**Tugas Latihan 1:**
Tentukan apakah tiap pernyataan (a), (b), dan (c) sesuai dengan teks tentang banjir di Sumatera Barat. Jawab ya atau tidak, lalu kutip persis kata-kata dalam teks yang menentukan jawabannya.
(a) Banjir bandang pada 12 Mei 2024 membuat 193 rumah warga rusak.
(b) Jumlah orang yang dilaporkan hilang ada 58 orang.
(c) Pada 23 Februari 2024, banjir bandang menerjang Nagari Barulak di Kabupaten Agam.
**Tugas Latihan 2:**
Sambung teks tentang banjir di Sumatera Barat, mulai tepat setelah kalimat terakhirnya.

**Teks Bacaan:**
DATARIAU.COM - Indonesia kembali berduka. Banjir bandang melanda Sumatera Barat pada Ahad, 12 Mei 2024. Adapun banjir bandang ini mengakibatkan 193 rumah warga mengalami kerusakan. Korban jiwa yang meninggal akibat banjir bandang dan lahar di Sumatera Barat mencapai 58 orang. Orang yang hilang dilaporkan ada 35 orang. Korban tersebut tersebar di Kabupaten Tanah Daftar, Kabupaten Padang Pariaman, Kota Padang Panjang dan Kota Padang. (bbc.com, 15/05/2024)
Bahkan menurut Budi Perwira Negara, Kepala Badan Pelaksana Penanggulangan Bencana Daerah (BPBD) Kabupaten Agam menyebut bencana ini adalah yang paling parah terjadi di Kabupaten Agam dalam kurun waktu 150 tahun.
Pemerintah sendiri mengklaim bahwa curah hujan yang tinggi memicu banjir, longsor, dan lahar dingin mengalir di Sumatera Barat. Namun aktivis lingkungan menilai bencana yang kerap terjadi di Sumatera Barat karena kerusakan lingkungan akibat eksploitasi sumberdaya. alam yang berlebihan dan pembangunan secara brutal.
Pantas saja dalam enam bulan terakhir, banjir bandang dan lahar telah terjadi berulang kali di sejumlah daerah di sekitar Gunung Marapi, Sumatra Barat. Pada 5 Desember 2023, dua hari setelah erupsi Gunung Marapi yang menewaskan 24 orang, banjir bandang dan lahar melanda sejumlah wilayah di Kabupaten Tanah Datar. Saat itu, banjir lahar sempat menghantam pemandian air panas di Nagari Pariangan, masjid dan rumah warga di Nagari Batubasa, dan membuat sebuah jembatan rusak di Nagari Baringin.
Pada 23 Februari 2024, banjir bandang menerjang Nagari Barulak, juga di Kabupaten Tanah Datar. Sebanyak 27 rumah, dua musala, lima jembatan, dan puluhan hektare lahan pertanian terkena dampaknya. Selanjutnya pada 5 April 2024, dua hari setelah erupsi Gunung Marapi yang melontarkan abu vulkanis hingga ketinggian 1,5 kilometer, banjir lahar dingin menghantam sejumlah wilayah di Kabupaten Agam dan Kabupaten Tanah Datar.Imbasnya, 61 rumah, 38 tempat usaha, dan 16,5 hektare lahan sawah di Kabupaten Agam rusak. Jalan Padang-Bukittinggi di Kabupaten Tanah Datar pun sempat tertutup total karena luapan air dan material lain dari sungai di bawah jalan yang tersumbat.

**Data yang Diberikan:**

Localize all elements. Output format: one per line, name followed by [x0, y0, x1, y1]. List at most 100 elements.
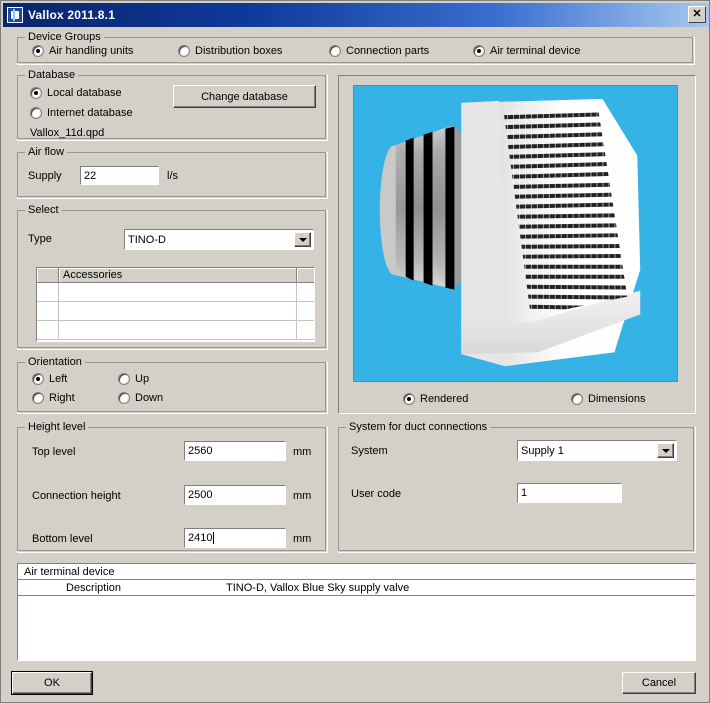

**Jawaban Latihan 1:**
(a) Ya: "banjir bandang ini mengakibatkan 193 rumah warga mengalami kerusakan"
(b) Tidak: "Orang yang hilang dilaporkan ada 35 orang."
(c) Tidak: "Pada 23 Februari 2024, banjir bandang menerjang Nagari Barulak, juga di Kabupaten Tanah Datar."

**Jawaban Latihan 2:**
Wengki Purwanto, Direktur Eksekutif Wahana Lingkungan Hidup Indonesia (Walhi) Sumatra Barat menyatakan bahwa apa yang terjadi di Sumatra Barat sat ini merupakan bencana ekologis yang terjadi karena "salah sistem pengurusan alam". Banjir bandang dan lahar terus berulang dan makin tinggi intensitasnya karena eksploitasi sumber daya alam yang berlebihan serta pembangunan yang tidak berbasis mitigasi bencana. Contohnya adalah pembalakan dan pembukaan lahan perkebunan kelapa sawit di dalam dan sekitar Taman Nasional Kerinci Seblat (TNKS), serta penambangan emas di kawasan penyangga TNKS.
Berdasarkan pemantauan dan analisis citra satelit pada periode Agustus-Oktober 2023, Walhi Sumatra Barat menemukan indikasi pembukaan lahan untuk penebangan liar seluas 50 hektare di Nagari Padang Air Dingin, Kabupaten Solok Selatan, dan seluas 16 hektare di Nagari Sindang Lunang, Kabupaten Pesisir Selatan.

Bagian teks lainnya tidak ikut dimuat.